Exercise:
Reproduce all the entries exactly and keep the pictures out.

Source material:
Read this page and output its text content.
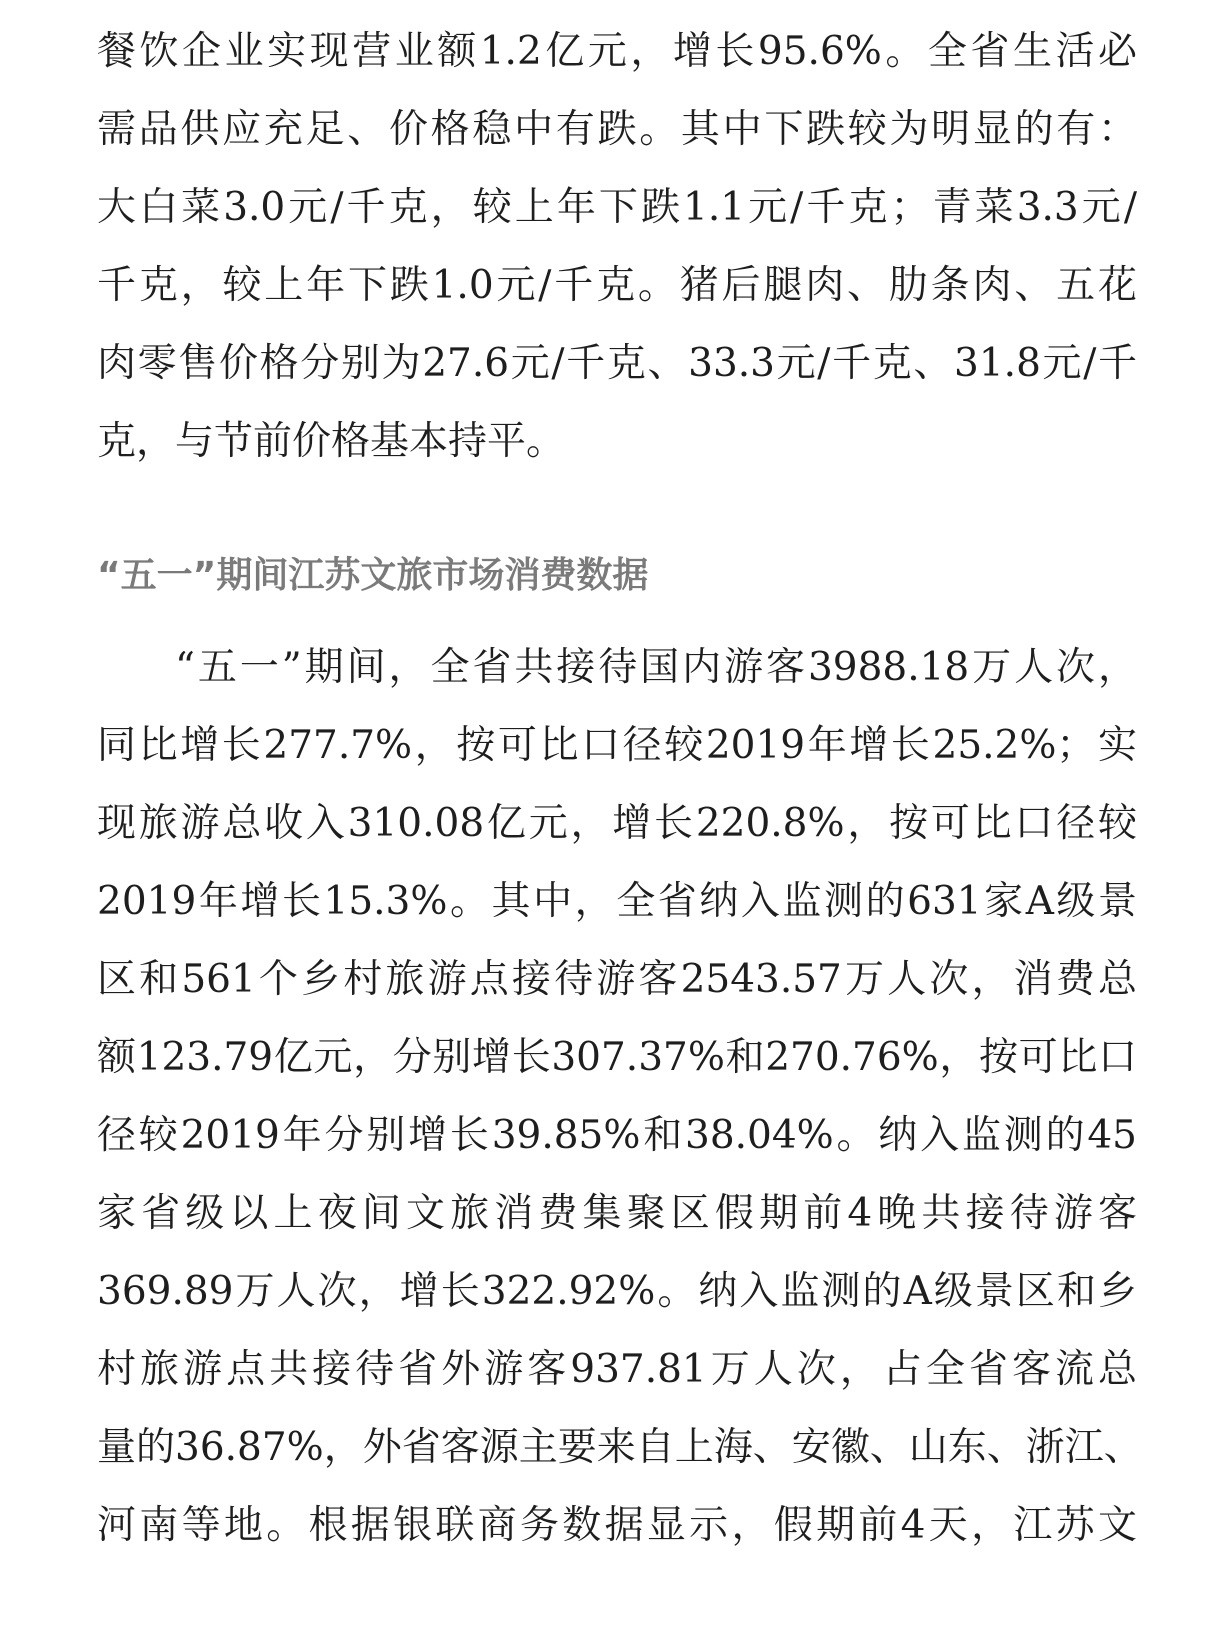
餐饮企业实现营业额1.2亿元，增长95.6%。全省生活必
需品供应充足、价格稳中有跌。其中下跌较为明显的有：
大白菜3.0元/千克，较上年下跌1.1元/千克；青菜3.3元/
千克，较上年下跌1.0元/千克。猪后腿肉、肋条肉、五花
肉零售价格分别为27.6元/千克、33.3元/千克、31.8元/千
克，与节前价格基本持平。
“五一”期间江苏文旅市场消费数据
“五一”期间，全省共接待国内游客3988.18万人次，
同比增长277.7%，按可比口径较2019年增长25.2%；实
现旅游总收入310.08亿元，增长220.8%，按可比口径较
2019年增长15.3%。其中，全省纳入监测的631家A级景
区和561个乡村旅游点接待游客2543.57万人次，消费总
额123.79亿元，分别增长307.37%和270.76%，按可比口
径较2019年分别增长39.85%和38.04%。纳入监测的45
家省级以上夜间文旅消费集聚区假期前4晚共接待游客
369.89万人次，增长322.92%。纳入监测的A级景区和乡
村旅游点共接待省外游客937.81万人次，占全省客流总
量的36.87%，外省客源主要来自上海、安徽、山东、浙江、
河南等地。根据银联商务数据显示，假期前4天，江苏文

Solution below:
Read this page and output its text content.
餐饮企业实现营业额1.2亿元，增长95.6%。全省生活必
需品供应充足、价格稳中有跌。其中下跌较为明显的有：
大白菜3.0元/千克，较上年下跌1.1元/千克；青菜3.3元/
千克，较上年下跌1.0元/千克。猪后腿肉、肋条肉、五花
肉零售价格分别为27.6元/千克、33.3元/千克、31.8元/千
克，与节前价格基本持平。
“五一”期间江苏文旅市场消费数据
“五一”期间，全省共接待国内游客3988.18万人次，
同比增长277.7%，按可比口径较2019年增长25.2%；实
现旅游总收入310.08亿元，增长220.8%，按可比口径较
2019年增长15.3%。其中，全省纳入监测的631家A级景
区和561个乡村旅游点接待游客2543.57万人次，消费总
额123.79亿元，分别增长307.37%和270.76%，按可比口
径较2019年分别增长39.85%和38.04%。纳入监测的45
家省级以上夜间文旅消费集聚区假期前4晚共接待游客
369.89万人次，增长322.92%。纳入监测的A级景区和乡
村旅游点共接待省外游客937.81万人次，占全省客流总
量的36.87%，外省客源主要来自上海、安徽、山东、浙江、
河南等地。根据银联商务数据显示，假期前4天，江苏文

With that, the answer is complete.